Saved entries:
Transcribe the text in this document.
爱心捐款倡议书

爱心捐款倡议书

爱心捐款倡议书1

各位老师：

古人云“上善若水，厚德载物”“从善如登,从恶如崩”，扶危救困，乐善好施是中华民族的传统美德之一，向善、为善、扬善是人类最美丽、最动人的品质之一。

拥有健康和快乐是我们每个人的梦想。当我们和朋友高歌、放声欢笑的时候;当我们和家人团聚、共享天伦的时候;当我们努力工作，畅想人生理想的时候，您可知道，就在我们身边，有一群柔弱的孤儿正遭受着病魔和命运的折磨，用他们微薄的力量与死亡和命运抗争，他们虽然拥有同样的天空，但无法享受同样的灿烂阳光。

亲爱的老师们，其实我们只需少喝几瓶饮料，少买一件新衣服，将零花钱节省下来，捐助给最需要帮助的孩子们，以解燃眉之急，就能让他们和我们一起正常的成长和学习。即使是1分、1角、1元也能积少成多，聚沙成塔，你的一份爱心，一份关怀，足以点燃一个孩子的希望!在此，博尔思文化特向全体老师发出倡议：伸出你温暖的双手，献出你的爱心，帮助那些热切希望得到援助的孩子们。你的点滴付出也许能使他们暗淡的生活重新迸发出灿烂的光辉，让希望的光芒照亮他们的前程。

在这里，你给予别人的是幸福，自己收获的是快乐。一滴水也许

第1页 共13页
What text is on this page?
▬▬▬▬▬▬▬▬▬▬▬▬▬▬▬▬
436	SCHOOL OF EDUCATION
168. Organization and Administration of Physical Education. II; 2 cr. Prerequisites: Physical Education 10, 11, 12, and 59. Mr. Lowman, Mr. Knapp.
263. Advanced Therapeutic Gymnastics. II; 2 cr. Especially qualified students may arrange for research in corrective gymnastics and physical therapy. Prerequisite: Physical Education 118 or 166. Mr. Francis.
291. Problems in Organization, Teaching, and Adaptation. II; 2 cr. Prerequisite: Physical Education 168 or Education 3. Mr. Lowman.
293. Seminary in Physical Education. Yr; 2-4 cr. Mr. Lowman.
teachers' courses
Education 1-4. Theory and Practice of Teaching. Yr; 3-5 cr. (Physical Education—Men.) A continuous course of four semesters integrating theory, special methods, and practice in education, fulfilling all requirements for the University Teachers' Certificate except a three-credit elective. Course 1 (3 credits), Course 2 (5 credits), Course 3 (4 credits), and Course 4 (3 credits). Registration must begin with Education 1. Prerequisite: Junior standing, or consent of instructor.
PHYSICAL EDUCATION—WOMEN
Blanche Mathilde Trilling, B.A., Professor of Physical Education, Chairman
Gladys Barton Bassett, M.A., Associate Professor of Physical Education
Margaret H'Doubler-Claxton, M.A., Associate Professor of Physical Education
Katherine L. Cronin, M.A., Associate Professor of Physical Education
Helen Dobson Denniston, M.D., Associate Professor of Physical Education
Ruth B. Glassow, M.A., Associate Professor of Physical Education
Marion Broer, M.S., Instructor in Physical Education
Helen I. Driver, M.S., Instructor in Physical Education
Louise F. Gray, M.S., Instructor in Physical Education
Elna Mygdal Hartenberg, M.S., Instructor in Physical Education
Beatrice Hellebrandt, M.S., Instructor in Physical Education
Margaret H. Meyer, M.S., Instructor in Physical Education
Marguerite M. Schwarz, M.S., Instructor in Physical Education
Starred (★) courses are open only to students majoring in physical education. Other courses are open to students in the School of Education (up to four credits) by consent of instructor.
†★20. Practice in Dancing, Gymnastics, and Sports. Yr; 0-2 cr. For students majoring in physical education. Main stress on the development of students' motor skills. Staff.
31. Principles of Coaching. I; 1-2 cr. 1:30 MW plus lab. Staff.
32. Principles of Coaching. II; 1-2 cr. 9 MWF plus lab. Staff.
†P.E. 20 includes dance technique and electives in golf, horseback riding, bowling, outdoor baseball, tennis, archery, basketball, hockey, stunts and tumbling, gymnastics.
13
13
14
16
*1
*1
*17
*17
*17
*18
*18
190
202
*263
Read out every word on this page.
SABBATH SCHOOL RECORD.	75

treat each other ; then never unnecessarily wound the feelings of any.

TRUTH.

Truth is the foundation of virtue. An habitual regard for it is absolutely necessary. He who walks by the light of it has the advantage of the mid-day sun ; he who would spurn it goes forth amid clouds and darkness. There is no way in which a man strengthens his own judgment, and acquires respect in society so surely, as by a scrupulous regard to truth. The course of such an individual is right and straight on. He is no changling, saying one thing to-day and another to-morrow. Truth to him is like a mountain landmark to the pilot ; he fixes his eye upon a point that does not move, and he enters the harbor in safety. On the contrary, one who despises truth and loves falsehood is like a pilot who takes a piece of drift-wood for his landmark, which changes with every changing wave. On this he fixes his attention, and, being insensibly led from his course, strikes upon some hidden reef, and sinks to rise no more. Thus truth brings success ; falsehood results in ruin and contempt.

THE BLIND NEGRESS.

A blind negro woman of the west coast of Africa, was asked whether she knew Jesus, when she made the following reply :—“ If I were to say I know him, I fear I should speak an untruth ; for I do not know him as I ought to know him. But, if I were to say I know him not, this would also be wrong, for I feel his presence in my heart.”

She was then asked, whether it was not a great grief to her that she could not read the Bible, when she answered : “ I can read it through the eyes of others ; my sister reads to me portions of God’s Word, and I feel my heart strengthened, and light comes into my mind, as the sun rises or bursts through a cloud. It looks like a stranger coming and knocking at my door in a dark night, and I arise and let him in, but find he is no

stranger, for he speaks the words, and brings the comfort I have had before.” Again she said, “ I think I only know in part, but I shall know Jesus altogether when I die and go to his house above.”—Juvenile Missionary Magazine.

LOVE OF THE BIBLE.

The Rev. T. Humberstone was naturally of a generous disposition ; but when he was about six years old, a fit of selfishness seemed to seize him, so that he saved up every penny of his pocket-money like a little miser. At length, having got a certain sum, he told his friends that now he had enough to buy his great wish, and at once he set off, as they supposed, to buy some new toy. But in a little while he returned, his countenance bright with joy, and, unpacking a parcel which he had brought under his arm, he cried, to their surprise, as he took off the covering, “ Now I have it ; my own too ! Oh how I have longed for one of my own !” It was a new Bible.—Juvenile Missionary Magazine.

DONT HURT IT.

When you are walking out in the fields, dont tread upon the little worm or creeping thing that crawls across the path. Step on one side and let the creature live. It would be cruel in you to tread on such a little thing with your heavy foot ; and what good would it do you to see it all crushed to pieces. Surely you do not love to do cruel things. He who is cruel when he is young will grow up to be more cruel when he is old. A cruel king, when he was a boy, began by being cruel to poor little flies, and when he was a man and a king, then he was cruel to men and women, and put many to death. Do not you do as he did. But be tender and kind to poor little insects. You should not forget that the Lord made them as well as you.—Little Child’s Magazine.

--- EXERCISE DIRECTIONS ---
Return the listing above in full, character for character.

--- EXERCISE SOLUTION ---
Transcribe the text in this document.
爱心捐款倡议书

爱心捐款倡议书

爱心捐款倡议书1

各位老师：

古人云“上善若水，厚德载物”“从善如登,从恶如崩”，扶危救困，乐善好施是中华民族的传统美德之一，向善、为善、扬善是人类最美丽、最动人的品质之一。

拥有健康和快乐是我们每个人的梦想。当我们和朋友高歌、放声欢笑的时候;当我们和家人团聚、共享天伦的时候;当我们努力工作，畅想人生理想的时候，您可知道，就在我们身边，有一群柔弱的孤儿正遭受着病魔和命运的折磨，用他们微薄的力量与死亡和命运抗争，他们虽然拥有同样的天空，但无法享受同样的灿烂阳光。

亲爱的老师们，其实我们只需少喝几瓶饮料，少买一件新衣服，将零花钱节省下来，捐助给最需要帮助的孩子们，以解燃眉之急，就能让他们和我们一起正常的成长和学习。即使是1分、1角、1元也能积少成多，聚沙成塔，你的一份爱心，一份关怀，足以点燃一个孩子的希望!在此，博尔思文化特向全体老师发出倡议：伸出你温暖的双手，献出你的爱心，帮助那些热切希望得到援助的孩子们。你的点滴付出也许能使他们暗淡的生活重新迸发出灿烂的光辉，让希望的光芒照亮他们的前程。

在这里，你给予别人的是幸福，自己收获的是快乐。一滴水也许

第1页 共13页
What text is on this page?
▬▬▬▬▬▬▬▬▬▬▬▬▬▬▬▬
436	SCHOOL OF EDUCATION
168. Organization and Administration of Physical Education. II; 2 cr. Prerequisites: Physical Education 10, 11, 12, and 59. Mr. Lowman, Mr. Knapp.
263. Advanced Therapeutic Gymnastics. II; 2 cr. Especially qualified students may arrange for research in corrective gymnastics and physical therapy. Prerequisite: Physical Education 118 or 166. Mr. Francis.
291. Problems in Organization, Teaching, and Adaptation. II; 2 cr. Prerequisite: Physical Education 168 or Education 3. Mr. Lowman.
293. Seminary in Physical Education. Yr; 2-4 cr. Mr. Lowman.
teachers' courses
Education 1-4. Theory and Practice of Teaching. Yr; 3-5 cr. (Physical Education—Men.) A continuous course of four semesters integrating theory, special methods, and practice in education, fulfilling all requirements for the University Teachers' Certificate except a three-credit elective. Course 1 (3 credits), Course 2 (5 credits), Course 3 (4 credits), and Course 4 (3 credits). Registration must begin with Education 1. Prerequisite: Junior standing, or consent of instructor.
PHYSICAL EDUCATION—WOMEN
Blanche Mathilde Trilling, B.A., Professor of Physical Education, Chairman
Gladys Barton Bassett, M.A., Associate Professor of Physical Education
Margaret H'Doubler-Claxton, M.A., Associate Professor of Physical Education
Katherine L. Cronin, M.A., Associate Professor of Physical Education
Helen Dobson Denniston, M.D., Associate Professor of Physical Education
Ruth B. Glassow, M.A., Associate Professor of Physical Education
Marion Broer, M.S., Instructor in Physical Education
Helen I. Driver, M.S., Instructor in Physical Education
Louise F. Gray, M.S., Instructor in Physical Education
Elna Mygdal Hartenberg, M.S., Instructor in Physical Education
Beatrice Hellebrandt, M.S., Instructor in Physical Education
Margaret H. Meyer, M.S., Instructor in Physical Education
Marguerite M. Schwarz, M.S., Instructor in Physical Education
Starred (★) courses are open only to students majoring in physical education. Other courses are open to students in the School of Education (up to four credits) by consent of instructor.
†★20. Practice in Dancing, Gymnastics, and Sports. Yr; 0-2 cr. For students majoring in physical education. Main stress on the development of students' motor skills. Staff.
31. Principles of Coaching. I; 1-2 cr. 1:30 MW plus lab. Staff.
32. Principles of Coaching. II; 1-2 cr. 9 MWF plus lab. Staff.
†P.E. 20 includes dance technique and electives in golf, horseback riding, bowling, outdoor baseball, tennis, archery, basketball, hockey, stunts and tumbling, gymnastics.
13
13
14
16
*1
*1
*17
*17
*17
*18
*18
190
202
*263
Read out every word on this page.
SABBATH SCHOOL RECORD.	75

treat each other ; then never unnecessarily wound the feelings of any.

TRUTH.

Truth is the foundation of virtue. An habitual regard for it is absolutely necessary. He who walks by the light of it has the advantage of the mid-day sun ; he who would spurn it goes forth amid clouds and darkness. There is no way in which a man strengthens his own judgment, and acquires respect in society so surely, as by a scrupulous regard to truth. The course of such an individual is right and straight on. He is no changling, saying one thing to-day and another to-morrow. Truth to him is like a mountain landmark to the pilot ; he fixes his eye upon a point that does not move, and he enters the harbor in safety. On the contrary, one who despises truth and loves falsehood is like a pilot who takes a piece of drift-wood for his landmark, which changes with every changing wave. On this he fixes his attention, and, being insensibly led from his course, strikes upon some hidden reef, and sinks to rise no more. Thus truth brings success ; falsehood results in ruin and contempt.

THE BLIND NEGRESS.

A blind negro woman of the west coast of Africa, was asked whether she knew Jesus, when she made the following reply :—“ If I were to say I know him, I fear I should speak an untruth ; for I do not know him as I ought to know him. But, if I were to say I know him not, this would also be wrong, for I feel his presence in my heart.”

She was then asked, whether it was not a great grief to her that she could not read the Bible, when she answered : “ I can read it through the eyes of others ; my sister reads to me portions of God’s Word, and I feel my heart strengthened, and light comes into my mind, as the sun rises or bursts through a cloud. It looks like a stranger coming and knocking at my door in a dark night, and I arise and let him in, but find he is no

stranger, for he speaks the words, and brings the comfort I have had before.” Again she said, “ I think I only know in part, but I shall know Jesus altogether when I die and go to his house above.”—Juvenile Missionary Magazine.

LOVE OF THE BIBLE.

The Rev. T. Humberstone was naturally of a generous disposition ; but when he was about six years old, a fit of selfishness seemed to seize him, so that he saved up every penny of his pocket-money like a little miser. At length, having got a certain sum, he told his friends that now he had enough to buy his great wish, and at once he set off, as they supposed, to buy some new toy. But in a little while he returned, his countenance bright with joy, and, unpacking a parcel which he had brought under his arm, he cried, to their surprise, as he took off the covering, “ Now I have it ; my own too ! Oh how I have longed for one of my own !” It was a new Bible.—Juvenile Missionary Magazine.

DONT HURT IT.

When you are walking out in the fields, dont tread upon the little worm or creeping thing that crawls across the path. Step on one side and let the creature live. It would be cruel in you to tread on such a little thing with your heavy foot ; and what good would it do you to see it all crushed to pieces. Surely you do not love to do cruel things. He who is cruel when he is young will grow up to be more cruel when he is old. A cruel king, when he was a boy, began by being cruel to poor little flies, and when he was a man and a king, then he was cruel to men and women, and put many to death. Do not you do as he did. But be tender and kind to poor little insects. You should not forget that the Lord made them as well as you.—Little Child’s Magazine.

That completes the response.